:: Short exercise ::
Please pick out every line in the listing below that contains the string "brace", treating uppercase and lowercase as different.

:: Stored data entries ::
········

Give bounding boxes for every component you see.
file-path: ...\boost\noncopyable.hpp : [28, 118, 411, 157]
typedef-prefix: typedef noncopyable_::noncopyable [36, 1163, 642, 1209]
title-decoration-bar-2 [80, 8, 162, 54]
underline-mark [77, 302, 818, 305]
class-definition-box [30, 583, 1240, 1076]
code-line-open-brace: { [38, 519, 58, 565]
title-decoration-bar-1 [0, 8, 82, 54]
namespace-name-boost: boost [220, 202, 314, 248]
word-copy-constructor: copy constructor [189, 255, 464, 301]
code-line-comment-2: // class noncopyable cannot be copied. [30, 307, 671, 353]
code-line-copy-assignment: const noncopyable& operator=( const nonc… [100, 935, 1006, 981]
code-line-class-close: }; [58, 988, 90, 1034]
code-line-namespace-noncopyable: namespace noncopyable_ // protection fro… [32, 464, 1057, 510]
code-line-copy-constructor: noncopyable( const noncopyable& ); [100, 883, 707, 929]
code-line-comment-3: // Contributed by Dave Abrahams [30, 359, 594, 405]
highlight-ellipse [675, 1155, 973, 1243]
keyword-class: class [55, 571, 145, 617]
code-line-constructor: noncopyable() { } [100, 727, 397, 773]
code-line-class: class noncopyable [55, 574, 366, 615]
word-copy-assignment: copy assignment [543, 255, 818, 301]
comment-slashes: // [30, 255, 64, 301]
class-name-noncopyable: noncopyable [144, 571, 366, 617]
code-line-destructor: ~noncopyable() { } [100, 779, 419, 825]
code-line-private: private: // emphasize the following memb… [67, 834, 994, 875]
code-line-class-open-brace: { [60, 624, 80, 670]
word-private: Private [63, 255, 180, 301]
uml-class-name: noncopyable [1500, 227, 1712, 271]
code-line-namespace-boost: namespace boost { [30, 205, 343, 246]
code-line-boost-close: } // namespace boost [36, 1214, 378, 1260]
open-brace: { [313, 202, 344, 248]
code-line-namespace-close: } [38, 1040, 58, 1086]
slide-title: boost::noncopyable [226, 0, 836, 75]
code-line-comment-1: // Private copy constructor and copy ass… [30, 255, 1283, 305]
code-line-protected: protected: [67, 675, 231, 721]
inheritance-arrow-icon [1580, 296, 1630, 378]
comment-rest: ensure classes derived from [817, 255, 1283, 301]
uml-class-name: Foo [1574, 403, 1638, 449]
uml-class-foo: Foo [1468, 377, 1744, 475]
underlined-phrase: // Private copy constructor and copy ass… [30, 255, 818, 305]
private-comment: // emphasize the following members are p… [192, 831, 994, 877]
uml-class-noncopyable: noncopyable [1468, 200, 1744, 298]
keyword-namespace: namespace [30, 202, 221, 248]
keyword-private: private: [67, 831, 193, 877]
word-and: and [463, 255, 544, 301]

········

:: Written response ::
code-line-open-brace: { [38, 519, 58, 565]
code-line-class-open-brace: { [60, 624, 80, 670]
open-brace: { [313, 202, 344, 248]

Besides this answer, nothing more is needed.